-- What to do --
Repeat the listing that follows, character for character, minus the pictures.

-- Data --
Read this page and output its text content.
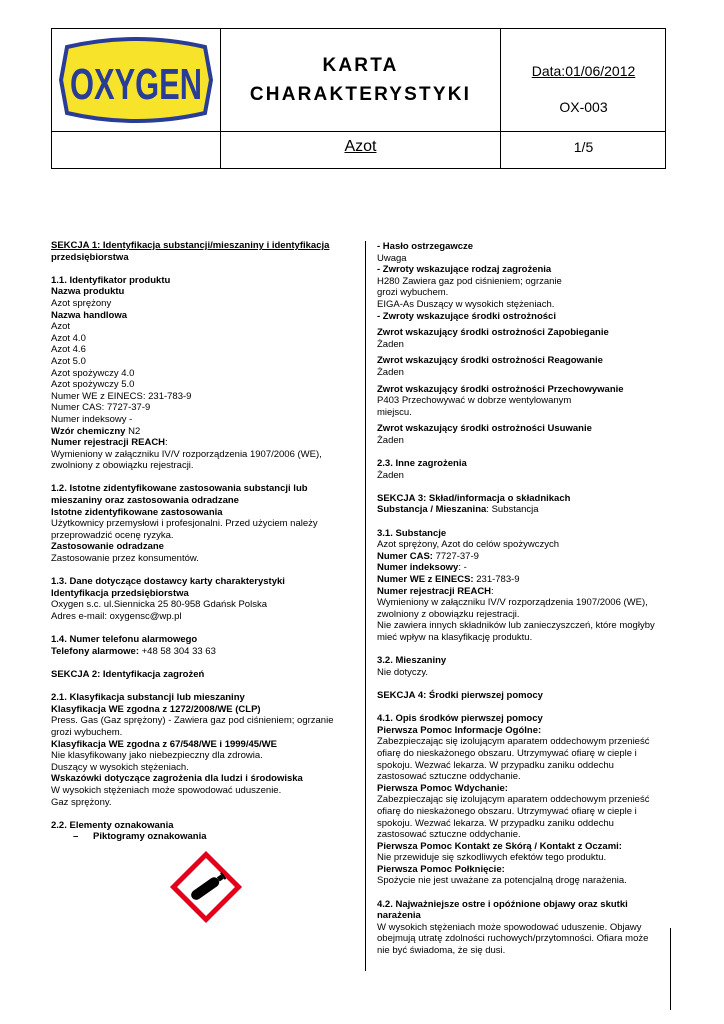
OXYGEN	KARTA
CHARAKTERYSTYKI
Data:01/06/2012
OX-003
Azot	1/5

SEKCJA 1: Identyfikacja substancji/mieszaniny i identyfikacja

przedsiębiorstwa

1.1. Identyfikator produktu

Nazwa produktu

Azot sprężony

Nazwa handlowa

Azot

Azot 4.0

Azot 4.6

Azot 5.0

Azot spożywczy 4.0

Azot spożywczy 5.0

Numer WE z EINECS: 231-783-9

Numer CAS: 7727-37-9

Numer indeksowy -

Wzór chemiczny N2

Numer rejestracji REACH:

Wymieniony w załączniku IV/V rozporządzenia 1907/2006 (WE),

zwolniony z obowiązku rejestracji.

1.2. Istotne zidentyfikowane zastosowania substancji lub

mieszaniny oraz zastosowania odradzane

Istotne zidentyfikowane zastosowania

Użytkownicy przemysłowi i profesjonalni. Przed użyciem należy

przeprowadzić ocenę ryzyka.

Zastosowanie odradzane

Zastosowanie przez konsumentów.

1.3. Dane dotyczące dostawcy karty charakterystyki

Identyfikacja przedsiębiorstwa

Oxygen s.c. ul.Siennicka 25 80-958 Gdańsk Polska

Adres e-mail: oxygensc@wp.pl

1.4. Numer telefonu alarmowego

Telefony alarmowe: +48 58 304 33 63

SEKCJA 2: Identyfikacja zagrożeń

2.1. Klasyfikacja substancji lub mieszaniny

Klasyfikacja WE zgodna z 1272/2008/WE (CLP)

Press. Gas (Gaz sprężony) - Zawiera gaz pod ciśnieniem; ogrzanie

grozi wybuchem.

Klasyfikacja WE zgodna z 67/548/WE i 1999/45/WE

Nie klasyfikowany jako niebezpieczny dla zdrowia.

Duszący w wysokich stężeniach.

Wskazówki dotyczące zagrożenia dla ludzi i środowiska

W wysokich stężeniach może spowodować uduszenie.

Gaz sprężony.

2.2. Elementy oznakowania

– Piktogramy oznakowania

- Hasło ostrzegawcze

Uwaga

- Zwroty wskazujące rodzaj zagrożenia

H280 Zawiera gaz pod ciśnieniem; ogrzanie

grozi wybuchem.

EIGA-As Duszący w wysokich stężeniach.

- Zwroty wskazujące środki ostrożności

Zwrot wskazujący środki ostrożności Zapobieganie

Żaden

Zwrot wskazujący środki ostrożności Reagowanie

Żaden

Zwrot wskazujący środki ostrożności Przechowywanie

P403 Przechowywać w dobrze wentylowanym

miejscu.

Zwrot wskazujący środki ostrożności Usuwanie

Żaden

2.3. Inne zagrożenia

Żaden

SEKCJA 3: Skład/informacja o składnikach

Substancja / Mieszanina: Substancja

3.1. Substancje

Azot sprężony, Azot do celów spożywczych

Numer CAS: 7727-37-9

Numer indeksowy: -

Numer WE z EINECS: 231-783-9

Numer rejestracji REACH:

Wymieniony w załączniku IV/V rozporządzenia 1907/2006 (WE),

zwolniony z obowiązku rejestracji.

Nie zawiera innych składników lub zanieczyszczeń, które mogłyby

mieć wpływ na klasyfikację produktu.

3.2. Mieszaniny

Nie dotyczy.

SEKCJA 4: Środki pierwszej pomocy

4.1. Opis środków pierwszej pomocy

Pierwsza Pomoc Informacje Ogólne:

Zabezpieczając się izolującym aparatem oddechowym przenieść

ofiarę do nieskażonego obszaru. Utrzymywać ofiarę w cieple i

spokoju. Wezwać lekarza. W przypadku zaniku oddechu

zastosować sztuczne oddychanie.

Pierwsza Pomoc Wdychanie:

Zabezpieczając się izolującym aparatem oddechowym przenieść

ofiarę do nieskażonego obszaru. Utrzymywać ofiarę w cieple i

spokoju. Wezwać lekarza. W przypadku zaniku oddechu

zastosować sztuczne oddychanie.

Pierwsza Pomoc Kontakt ze Skórą / Kontakt z Oczami:

Nie przewiduje się szkodliwych efektów tego produktu.

Pierwsza Pomoc Połknięcie:

Spożycie nie jest uważane za potencjalną drogę narażenia.

4.2. Najważniejsze ostre i opóźnione objawy oraz skutki

narażenia

W wysokich stężeniach może spowodować uduszenie. Objawy

obejmują utratę zdolności ruchowych/przytomności. Ofiara może

nie być świadoma, że się dusi.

-- Finished task --
Read this page and output its text content.
OXYGEN	KARTA
CHARAKTERYSTYKI
Data:01/06/2012
OX-003
Azot	1/5

SEKCJA 1: Identyfikacja substancji/mieszaniny i identyfikacja

przedsiębiorstwa

1.1. Identyfikator produktu

Nazwa produktu

Azot sprężony

Nazwa handlowa

Azot

Azot 4.0

Azot 4.6

Azot 5.0

Azot spożywczy 4.0

Azot spożywczy 5.0

Numer WE z EINECS: 231-783-9

Numer CAS: 7727-37-9

Numer indeksowy -

Wzór chemiczny N2

Numer rejestracji REACH:

Wymieniony w załączniku IV/V rozporządzenia 1907/2006 (WE),

zwolniony z obowiązku rejestracji.

1.2. Istotne zidentyfikowane zastosowania substancji lub

mieszaniny oraz zastosowania odradzane

Istotne zidentyfikowane zastosowania

Użytkownicy przemysłowi i profesjonalni. Przed użyciem należy

przeprowadzić ocenę ryzyka.

Zastosowanie odradzane

Zastosowanie przez konsumentów.

1.3. Dane dotyczące dostawcy karty charakterystyki

Identyfikacja przedsiębiorstwa

Oxygen s.c. ul.Siennicka 25 80-958 Gdańsk Polska

Adres e-mail: oxygensc@wp.pl

1.4. Numer telefonu alarmowego

Telefony alarmowe: +48 58 304 33 63

SEKCJA 2: Identyfikacja zagrożeń

2.1. Klasyfikacja substancji lub mieszaniny

Klasyfikacja WE zgodna z 1272/2008/WE (CLP)

Press. Gas (Gaz sprężony) - Zawiera gaz pod ciśnieniem; ogrzanie

grozi wybuchem.

Klasyfikacja WE zgodna z 67/548/WE i 1999/45/WE

Nie klasyfikowany jako niebezpieczny dla zdrowia.

Duszący w wysokich stężeniach.

Wskazówki dotyczące zagrożenia dla ludzi i środowiska

W wysokich stężeniach może spowodować uduszenie.

Gaz sprężony.

2.2. Elementy oznakowania

– Piktogramy oznakowania

- Hasło ostrzegawcze

Uwaga

- Zwroty wskazujące rodzaj zagrożenia

H280 Zawiera gaz pod ciśnieniem; ogrzanie

grozi wybuchem.

EIGA-As Duszący w wysokich stężeniach.

- Zwroty wskazujące środki ostrożności

Zwrot wskazujący środki ostrożności Zapobieganie

Żaden

Zwrot wskazujący środki ostrożności Reagowanie

Żaden

Zwrot wskazujący środki ostrożności Przechowywanie

P403 Przechowywać w dobrze wentylowanym

miejscu.

Zwrot wskazujący środki ostrożności Usuwanie

Żaden

2.3. Inne zagrożenia

Żaden

SEKCJA 3: Skład/informacja o składnikach

Substancja / Mieszanina: Substancja

3.1. Substancje

Azot sprężony, Azot do celów spożywczych

Numer CAS: 7727-37-9

Numer indeksowy: -

Numer WE z EINECS: 231-783-9

Numer rejestracji REACH:

Wymieniony w załączniku IV/V rozporządzenia 1907/2006 (WE),

zwolniony z obowiązku rejestracji.

Nie zawiera innych składników lub zanieczyszczeń, które mogłyby

mieć wpływ na klasyfikację produktu.

3.2. Mieszaniny

Nie dotyczy.

SEKCJA 4: Środki pierwszej pomocy

4.1. Opis środków pierwszej pomocy

Pierwsza Pomoc Informacje Ogólne:

Zabezpieczając się izolującym aparatem oddechowym przenieść

ofiarę do nieskażonego obszaru. Utrzymywać ofiarę w cieple i

spokoju. Wezwać lekarza. W przypadku zaniku oddechu

zastosować sztuczne oddychanie.

Pierwsza Pomoc Wdychanie:

Zabezpieczając się izolującym aparatem oddechowym przenieść

ofiarę do nieskażonego obszaru. Utrzymywać ofiarę w cieple i

spokoju. Wezwać lekarza. W przypadku zaniku oddechu

zastosować sztuczne oddychanie.

Pierwsza Pomoc Kontakt ze Skórą / Kontakt z Oczami:

Nie przewiduje się szkodliwych efektów tego produktu.

Pierwsza Pomoc Połknięcie:

Spożycie nie jest uważane za potencjalną drogę narażenia.

4.2. Najważniejsze ostre i opóźnione objawy oraz skutki

narażenia

W wysokich stężeniach może spowodować uduszenie. Objawy

obejmują utratę zdolności ruchowych/przytomności. Ofiara może

nie być świadoma, że się dusi.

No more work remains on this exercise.